Task details: Below are some records; repeat them all exactly, minus the pictures.

## START

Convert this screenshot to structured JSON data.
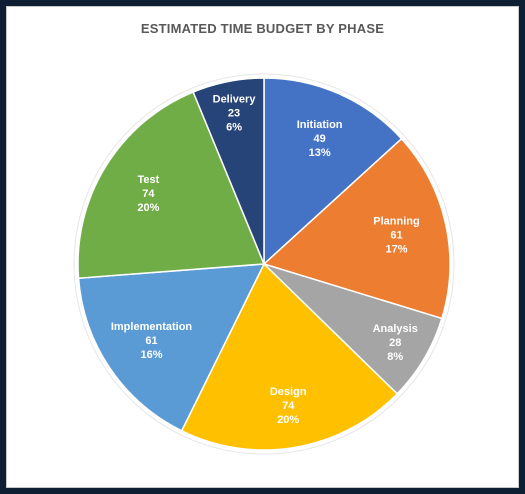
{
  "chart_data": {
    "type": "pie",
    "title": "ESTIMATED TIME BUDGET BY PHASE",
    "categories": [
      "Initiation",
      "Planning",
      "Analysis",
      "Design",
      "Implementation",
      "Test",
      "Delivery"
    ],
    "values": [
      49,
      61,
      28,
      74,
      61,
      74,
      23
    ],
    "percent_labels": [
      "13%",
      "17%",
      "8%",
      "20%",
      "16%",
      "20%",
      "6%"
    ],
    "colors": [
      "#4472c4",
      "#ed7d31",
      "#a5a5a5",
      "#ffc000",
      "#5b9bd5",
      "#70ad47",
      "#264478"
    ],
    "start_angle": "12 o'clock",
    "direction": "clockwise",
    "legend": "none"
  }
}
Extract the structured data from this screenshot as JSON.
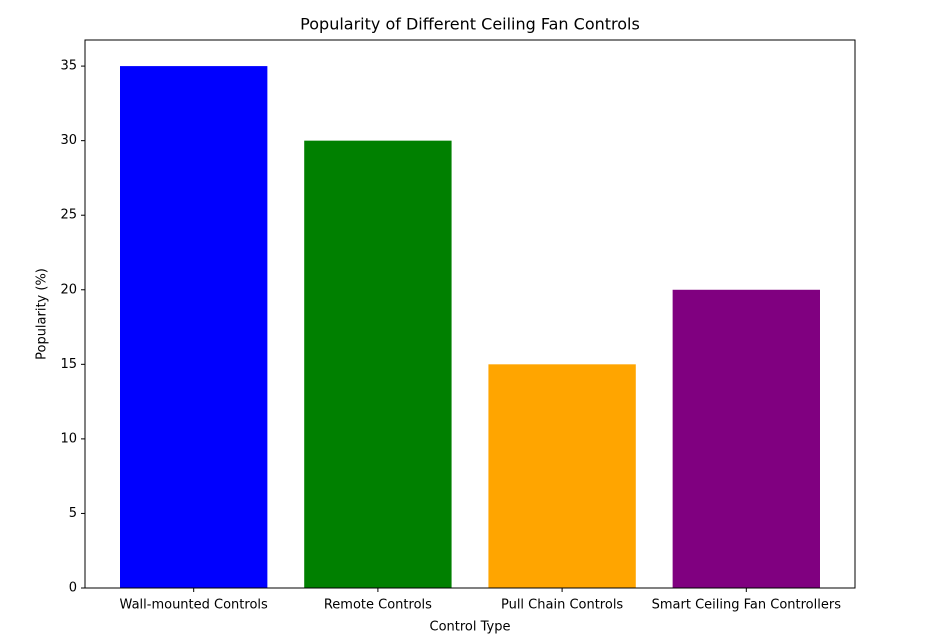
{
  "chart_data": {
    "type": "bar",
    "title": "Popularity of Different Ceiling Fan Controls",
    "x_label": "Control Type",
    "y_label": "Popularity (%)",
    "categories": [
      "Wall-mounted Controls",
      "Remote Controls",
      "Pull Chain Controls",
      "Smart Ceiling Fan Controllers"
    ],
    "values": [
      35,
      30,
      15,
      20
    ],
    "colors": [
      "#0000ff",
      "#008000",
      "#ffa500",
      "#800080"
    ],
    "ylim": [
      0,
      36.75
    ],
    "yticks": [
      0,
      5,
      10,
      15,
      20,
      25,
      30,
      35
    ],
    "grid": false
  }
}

## END

In response:
Convert this screenshot to structured JSON data.
{
  "chart_data": {
    "type": "pie",
    "title": "ESTIMATED TIME BUDGET BY PHASE",
    "categories": [
      "Initiation",
      "Planning",
      "Analysis",
      "Design",
      "Implementation",
      "Test",
      "Delivery"
    ],
    "values": [
      49,
      61,
      28,
      74,
      61,
      74,
      23
    ],
    "percent_labels": [
      "13%",
      "17%",
      "8%",
      "20%",
      "16%",
      "20%",
      "6%"
    ],
    "colors": [
      "#4472c4",
      "#ed7d31",
      "#a5a5a5",
      "#ffc000",
      "#5b9bd5",
      "#70ad47",
      "#264478"
    ],
    "start_angle": "12 o'clock",
    "direction": "clockwise",
    "legend": "none"
  }
}
Extract the structured data from this screenshot as JSON.
{
  "chart_data": {
    "type": "bar",
    "title": "Popularity of Different Ceiling Fan Controls",
    "x_label": "Control Type",
    "y_label": "Popularity (%)",
    "categories": [
      "Wall-mounted Controls",
      "Remote Controls",
      "Pull Chain Controls",
      "Smart Ceiling Fan Controllers"
    ],
    "values": [
      35,
      30,
      15,
      20
    ],
    "colors": [
      "#0000ff",
      "#008000",
      "#ffa500",
      "#800080"
    ],
    "ylim": [
      0,
      36.75
    ],
    "yticks": [
      0,
      5,
      10,
      15,
      20,
      25,
      30,
      35
    ],
    "grid": false
  }
}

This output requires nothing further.